━━━ LISTED RECORDS ━━━

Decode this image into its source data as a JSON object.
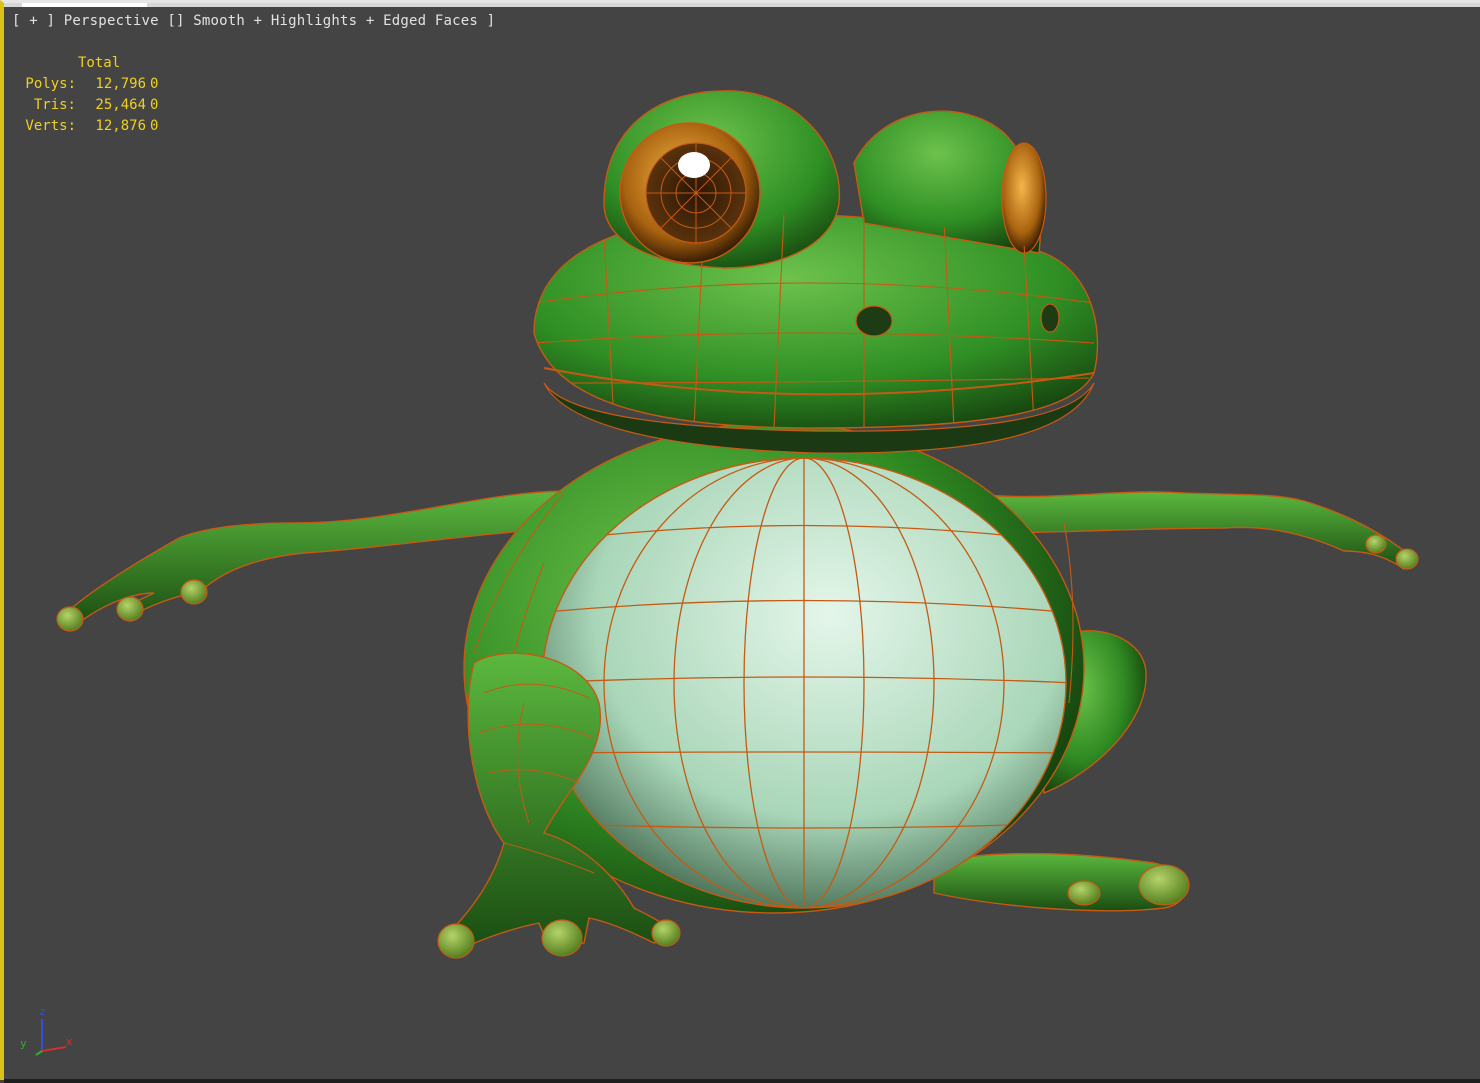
{
  "viewport": {
    "label_parts": [
      "[ + ]",
      "Perspective",
      "[]",
      "Smooth + Highlights + Edged Faces ]"
    ],
    "background_color": "#444444",
    "active_border_color": "#d9c21a",
    "wireframe_color": "#c55a14"
  },
  "stats": {
    "header": "Total",
    "rows": [
      {
        "label": "Polys:",
        "total": "12,796",
        "selected": "0"
      },
      {
        "label": "Tris:",
        "total": "25,464",
        "selected": "0"
      },
      {
        "label": "Verts:",
        "total": "12,876",
        "selected": "0"
      }
    ],
    "text_color": "#f0d020"
  },
  "axis_gizmo": {
    "labels": [
      "z",
      "y",
      "x"
    ],
    "colors": {
      "x": "#d03030",
      "y": "#30b030",
      "z": "#3050e0"
    }
  },
  "model": {
    "subject": "frog",
    "skin_color": "#3a9a2a",
    "belly_color": "#cfe8d8",
    "eye_color": "#c77a18"
  }
}
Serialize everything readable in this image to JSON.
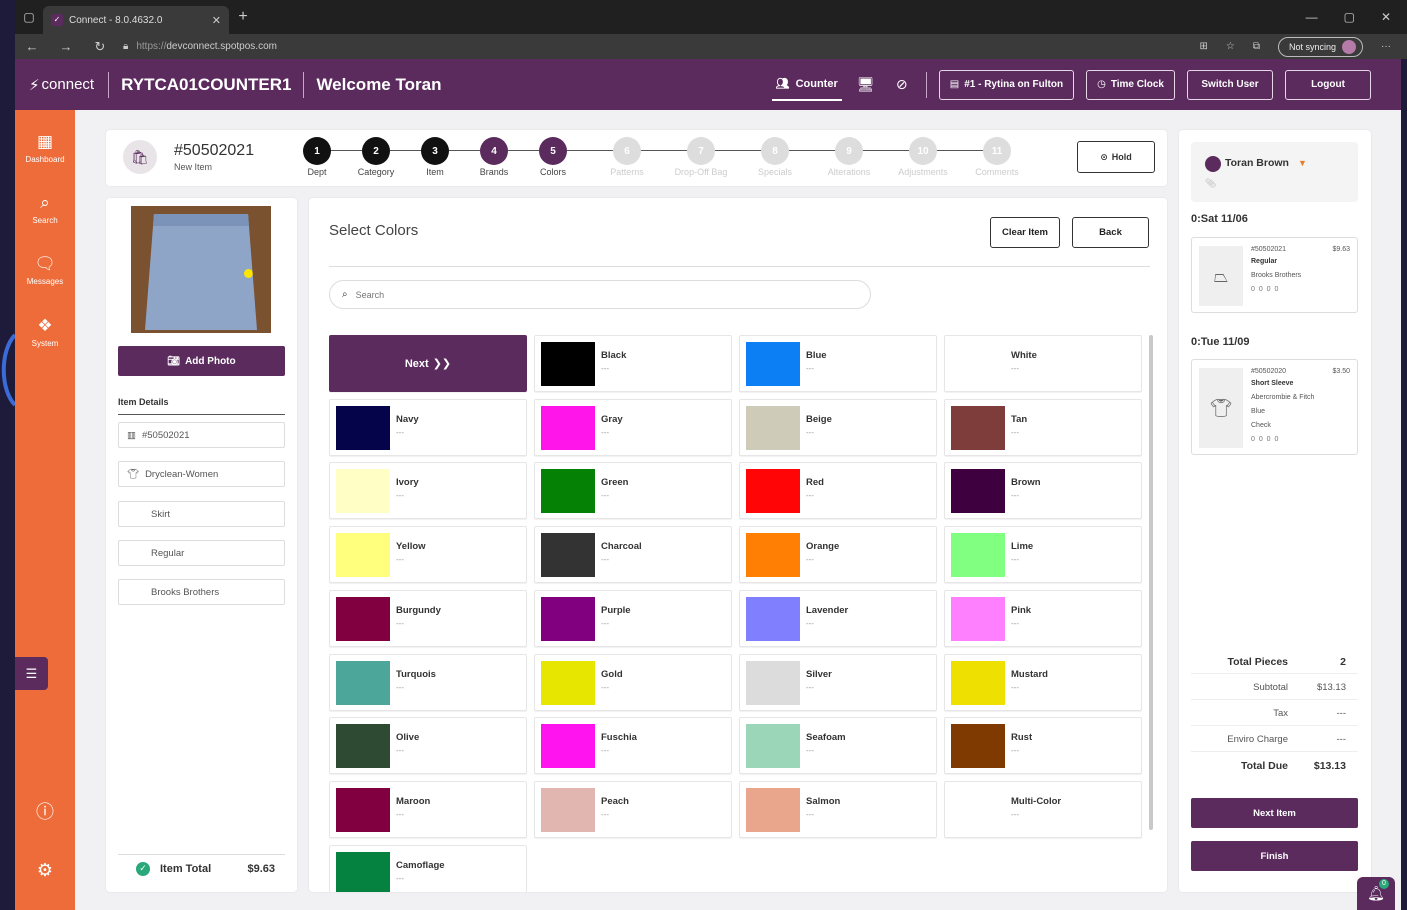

━━━

*WHAT YOU SHOULD DO:* Copy each line above precisely, dropping the pictures.

*REPLY:*
Decode this image into its source data as a JSON object.
{
  "viewport": {
    "label_parts": [
      "[ + ]",
      "Perspective",
      "[]",
      "Smooth + Highlights + Edged Faces ]"
    ],
    "background_color": "#444444",
    "active_border_color": "#d9c21a",
    "wireframe_color": "#c55a14"
  },
  "stats": {
    "header": "Total",
    "rows": [
      {
        "label": "Polys:",
        "total": "12,796",
        "selected": "0"
      },
      {
        "label": "Tris:",
        "total": "25,464",
        "selected": "0"
      },
      {
        "label": "Verts:",
        "total": "12,876",
        "selected": "0"
      }
    ],
    "text_color": "#f0d020"
  },
  "axis_gizmo": {
    "labels": [
      "z",
      "y",
      "x"
    ],
    "colors": {
      "x": "#d03030",
      "y": "#30b030",
      "z": "#3050e0"
    }
  },
  "model": {
    "subject": "frog",
    "skin_color": "#3a9a2a",
    "belly_color": "#cfe8d8",
    "eye_color": "#c77a18"
  }
}
Serialize everything readable in this image to JSON.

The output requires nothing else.